EXTRACTED RECORDS:
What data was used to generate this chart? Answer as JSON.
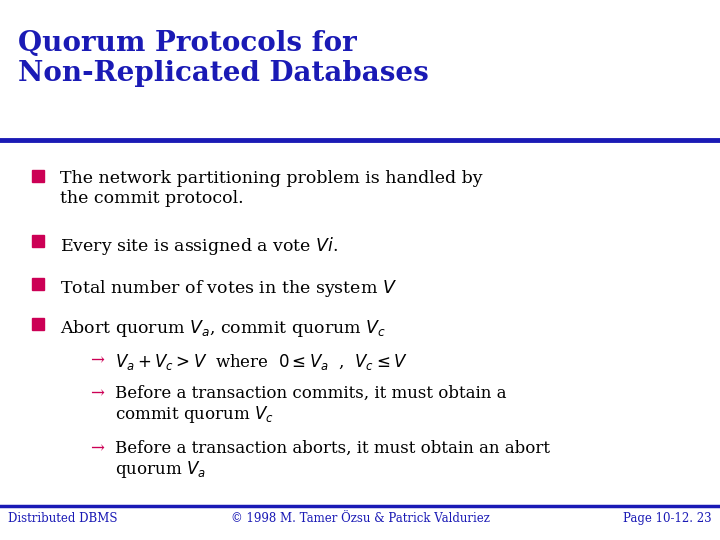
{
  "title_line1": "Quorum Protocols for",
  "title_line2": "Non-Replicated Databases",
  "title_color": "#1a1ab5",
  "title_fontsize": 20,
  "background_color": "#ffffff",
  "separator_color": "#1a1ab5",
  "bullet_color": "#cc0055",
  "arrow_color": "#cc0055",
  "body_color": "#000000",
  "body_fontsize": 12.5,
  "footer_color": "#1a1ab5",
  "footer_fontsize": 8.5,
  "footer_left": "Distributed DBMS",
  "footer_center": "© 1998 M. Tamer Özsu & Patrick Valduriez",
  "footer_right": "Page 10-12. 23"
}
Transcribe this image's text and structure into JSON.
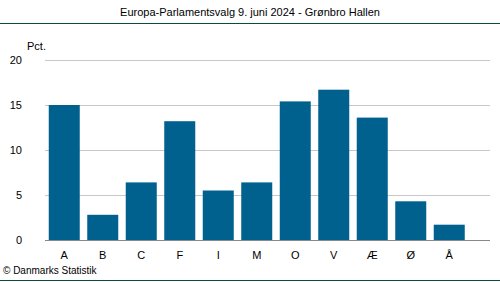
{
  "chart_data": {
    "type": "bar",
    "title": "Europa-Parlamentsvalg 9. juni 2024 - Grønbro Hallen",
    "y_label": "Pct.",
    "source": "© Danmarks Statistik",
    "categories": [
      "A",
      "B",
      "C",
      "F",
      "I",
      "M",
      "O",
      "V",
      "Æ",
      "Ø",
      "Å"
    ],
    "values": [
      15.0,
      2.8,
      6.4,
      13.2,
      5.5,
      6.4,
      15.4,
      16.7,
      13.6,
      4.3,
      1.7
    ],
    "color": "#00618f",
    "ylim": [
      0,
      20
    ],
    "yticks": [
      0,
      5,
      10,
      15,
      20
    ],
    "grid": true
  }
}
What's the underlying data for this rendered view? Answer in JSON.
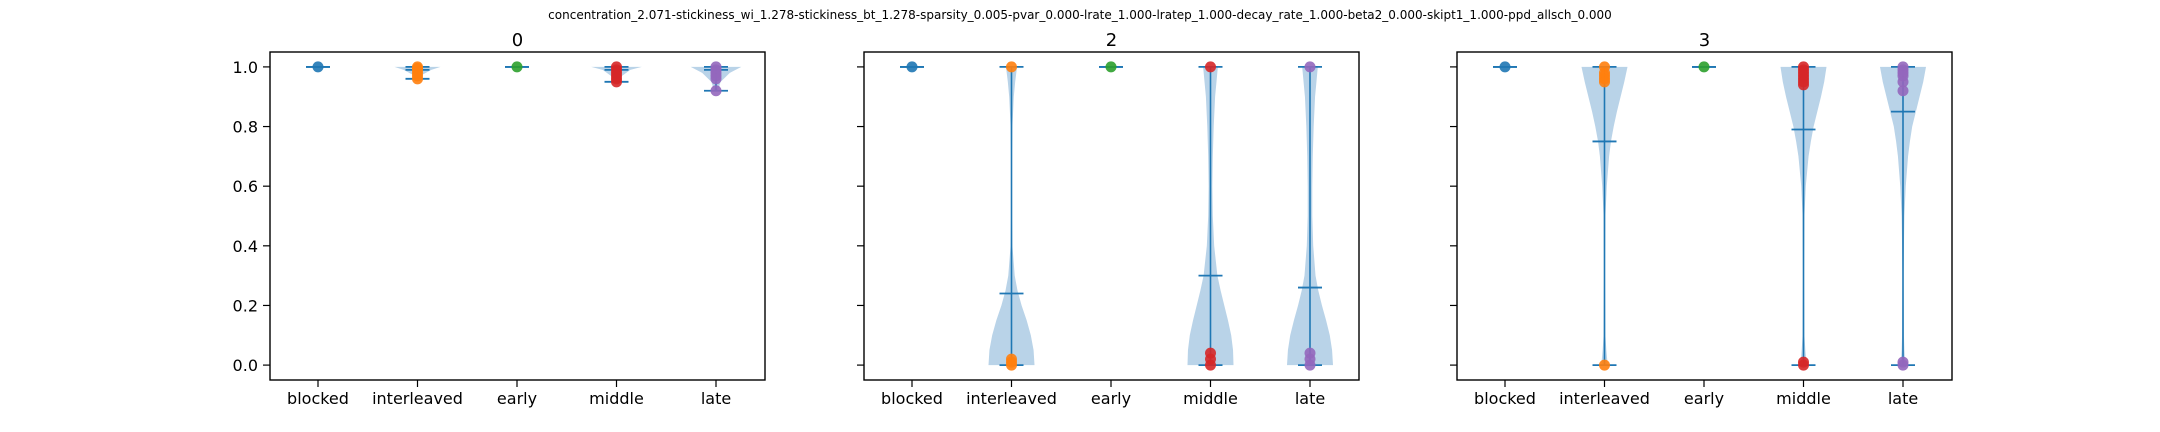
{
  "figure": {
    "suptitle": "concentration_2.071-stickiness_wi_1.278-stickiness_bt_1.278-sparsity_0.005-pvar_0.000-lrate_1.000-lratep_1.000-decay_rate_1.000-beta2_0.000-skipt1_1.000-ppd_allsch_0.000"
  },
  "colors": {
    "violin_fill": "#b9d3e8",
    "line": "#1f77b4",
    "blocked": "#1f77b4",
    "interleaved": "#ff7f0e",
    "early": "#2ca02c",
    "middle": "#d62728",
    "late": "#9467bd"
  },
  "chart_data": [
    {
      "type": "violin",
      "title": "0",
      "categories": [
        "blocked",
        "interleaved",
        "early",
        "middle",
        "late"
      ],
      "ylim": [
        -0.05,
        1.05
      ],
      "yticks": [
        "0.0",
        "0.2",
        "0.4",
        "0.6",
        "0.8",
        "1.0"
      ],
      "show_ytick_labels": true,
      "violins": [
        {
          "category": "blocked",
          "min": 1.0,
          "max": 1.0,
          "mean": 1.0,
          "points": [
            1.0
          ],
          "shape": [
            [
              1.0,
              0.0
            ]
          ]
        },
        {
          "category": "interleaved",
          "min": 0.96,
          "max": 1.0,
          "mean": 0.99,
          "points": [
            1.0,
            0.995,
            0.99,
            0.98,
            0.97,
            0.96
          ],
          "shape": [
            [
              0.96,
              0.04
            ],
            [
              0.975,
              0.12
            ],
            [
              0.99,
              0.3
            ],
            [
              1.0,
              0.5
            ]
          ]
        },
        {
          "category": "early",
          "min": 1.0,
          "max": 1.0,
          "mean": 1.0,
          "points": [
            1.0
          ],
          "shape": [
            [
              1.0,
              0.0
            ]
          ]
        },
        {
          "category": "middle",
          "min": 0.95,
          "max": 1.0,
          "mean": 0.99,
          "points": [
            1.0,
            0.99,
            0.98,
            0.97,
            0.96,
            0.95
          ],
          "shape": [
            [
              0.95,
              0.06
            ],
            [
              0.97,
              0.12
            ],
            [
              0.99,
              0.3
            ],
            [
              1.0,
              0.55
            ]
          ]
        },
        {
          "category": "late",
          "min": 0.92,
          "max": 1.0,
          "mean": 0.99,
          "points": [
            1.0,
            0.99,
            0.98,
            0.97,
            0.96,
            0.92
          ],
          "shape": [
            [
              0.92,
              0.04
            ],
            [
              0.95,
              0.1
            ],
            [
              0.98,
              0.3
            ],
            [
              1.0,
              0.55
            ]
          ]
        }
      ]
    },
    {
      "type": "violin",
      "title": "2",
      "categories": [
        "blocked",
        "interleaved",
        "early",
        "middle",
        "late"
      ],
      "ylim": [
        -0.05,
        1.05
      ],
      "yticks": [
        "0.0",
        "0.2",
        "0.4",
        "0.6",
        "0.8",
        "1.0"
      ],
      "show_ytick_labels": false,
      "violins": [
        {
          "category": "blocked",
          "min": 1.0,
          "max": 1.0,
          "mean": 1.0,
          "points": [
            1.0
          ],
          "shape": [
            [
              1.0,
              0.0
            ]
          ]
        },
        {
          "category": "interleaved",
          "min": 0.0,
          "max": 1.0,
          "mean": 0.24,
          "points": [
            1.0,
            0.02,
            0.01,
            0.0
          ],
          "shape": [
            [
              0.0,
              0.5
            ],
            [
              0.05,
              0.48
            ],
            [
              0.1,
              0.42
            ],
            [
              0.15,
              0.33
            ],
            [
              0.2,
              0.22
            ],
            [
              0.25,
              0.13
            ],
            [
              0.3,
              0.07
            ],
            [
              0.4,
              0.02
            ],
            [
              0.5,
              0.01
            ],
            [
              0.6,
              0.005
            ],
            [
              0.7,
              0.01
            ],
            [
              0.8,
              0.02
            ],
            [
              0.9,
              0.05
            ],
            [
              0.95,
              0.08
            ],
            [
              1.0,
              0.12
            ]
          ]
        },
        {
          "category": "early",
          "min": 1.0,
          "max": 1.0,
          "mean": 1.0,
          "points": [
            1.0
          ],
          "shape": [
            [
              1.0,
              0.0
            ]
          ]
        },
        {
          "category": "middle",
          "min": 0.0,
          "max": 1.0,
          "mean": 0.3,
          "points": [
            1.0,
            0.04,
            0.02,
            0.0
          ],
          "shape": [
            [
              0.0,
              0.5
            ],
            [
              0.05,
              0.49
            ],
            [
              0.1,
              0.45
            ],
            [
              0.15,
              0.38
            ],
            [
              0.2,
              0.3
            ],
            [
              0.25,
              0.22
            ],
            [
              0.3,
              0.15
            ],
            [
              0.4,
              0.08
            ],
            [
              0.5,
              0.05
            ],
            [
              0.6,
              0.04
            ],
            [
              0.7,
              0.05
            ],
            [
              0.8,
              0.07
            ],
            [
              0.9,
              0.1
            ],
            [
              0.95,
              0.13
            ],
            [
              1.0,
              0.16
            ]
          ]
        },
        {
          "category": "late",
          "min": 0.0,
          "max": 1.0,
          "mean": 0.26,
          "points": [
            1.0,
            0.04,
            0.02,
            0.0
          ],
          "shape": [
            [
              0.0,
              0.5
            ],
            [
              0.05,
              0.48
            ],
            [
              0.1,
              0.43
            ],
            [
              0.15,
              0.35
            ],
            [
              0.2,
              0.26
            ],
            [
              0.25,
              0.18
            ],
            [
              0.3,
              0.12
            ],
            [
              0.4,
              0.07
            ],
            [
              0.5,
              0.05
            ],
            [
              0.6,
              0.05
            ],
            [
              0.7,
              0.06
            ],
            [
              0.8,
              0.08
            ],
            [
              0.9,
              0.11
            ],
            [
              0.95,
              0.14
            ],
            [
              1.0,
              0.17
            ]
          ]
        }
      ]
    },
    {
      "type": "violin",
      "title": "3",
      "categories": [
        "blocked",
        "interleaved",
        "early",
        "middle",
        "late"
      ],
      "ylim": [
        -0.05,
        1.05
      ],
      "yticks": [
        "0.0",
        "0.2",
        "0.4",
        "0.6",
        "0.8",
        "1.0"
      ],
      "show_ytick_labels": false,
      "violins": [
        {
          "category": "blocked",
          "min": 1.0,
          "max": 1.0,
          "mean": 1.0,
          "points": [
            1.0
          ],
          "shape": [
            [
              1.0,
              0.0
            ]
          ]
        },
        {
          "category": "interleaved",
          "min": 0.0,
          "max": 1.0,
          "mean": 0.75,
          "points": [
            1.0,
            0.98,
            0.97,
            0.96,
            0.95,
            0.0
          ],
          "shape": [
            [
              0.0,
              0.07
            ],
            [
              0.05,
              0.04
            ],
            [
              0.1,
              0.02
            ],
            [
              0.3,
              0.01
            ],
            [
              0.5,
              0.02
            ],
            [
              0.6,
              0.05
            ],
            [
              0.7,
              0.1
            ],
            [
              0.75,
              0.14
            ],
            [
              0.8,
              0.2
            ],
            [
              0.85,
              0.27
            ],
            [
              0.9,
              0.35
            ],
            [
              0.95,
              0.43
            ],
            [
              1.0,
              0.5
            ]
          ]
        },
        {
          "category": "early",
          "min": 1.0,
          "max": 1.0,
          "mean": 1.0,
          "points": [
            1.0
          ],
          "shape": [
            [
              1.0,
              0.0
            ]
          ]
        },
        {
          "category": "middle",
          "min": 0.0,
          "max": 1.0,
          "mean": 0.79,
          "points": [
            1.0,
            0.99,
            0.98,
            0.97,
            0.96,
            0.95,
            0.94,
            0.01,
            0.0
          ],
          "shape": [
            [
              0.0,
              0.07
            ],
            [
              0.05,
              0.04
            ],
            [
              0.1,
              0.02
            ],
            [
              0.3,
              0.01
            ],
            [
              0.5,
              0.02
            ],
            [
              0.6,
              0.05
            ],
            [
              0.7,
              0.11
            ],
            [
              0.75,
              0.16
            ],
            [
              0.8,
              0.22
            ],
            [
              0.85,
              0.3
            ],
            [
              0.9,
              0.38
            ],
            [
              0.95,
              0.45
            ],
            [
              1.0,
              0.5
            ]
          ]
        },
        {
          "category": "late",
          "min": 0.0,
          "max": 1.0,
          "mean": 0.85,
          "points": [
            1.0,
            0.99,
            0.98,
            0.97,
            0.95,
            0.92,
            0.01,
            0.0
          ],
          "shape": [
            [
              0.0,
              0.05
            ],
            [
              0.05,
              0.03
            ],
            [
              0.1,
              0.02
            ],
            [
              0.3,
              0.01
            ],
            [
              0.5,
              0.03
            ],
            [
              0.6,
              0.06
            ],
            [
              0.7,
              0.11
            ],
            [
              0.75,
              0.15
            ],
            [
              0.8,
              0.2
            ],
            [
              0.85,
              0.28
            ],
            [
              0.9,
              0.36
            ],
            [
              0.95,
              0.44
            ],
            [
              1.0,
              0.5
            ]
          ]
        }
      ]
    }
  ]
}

WRITTEN EXERCISE: In the entries above, find each line with the word "this" and show it.

CORRECT RESULT:
What data was used to generate this chart? Answer as JSON.
Transcribe this image's text and structure into JSON.
What's the underlying data for this rendered view? Answer in JSON.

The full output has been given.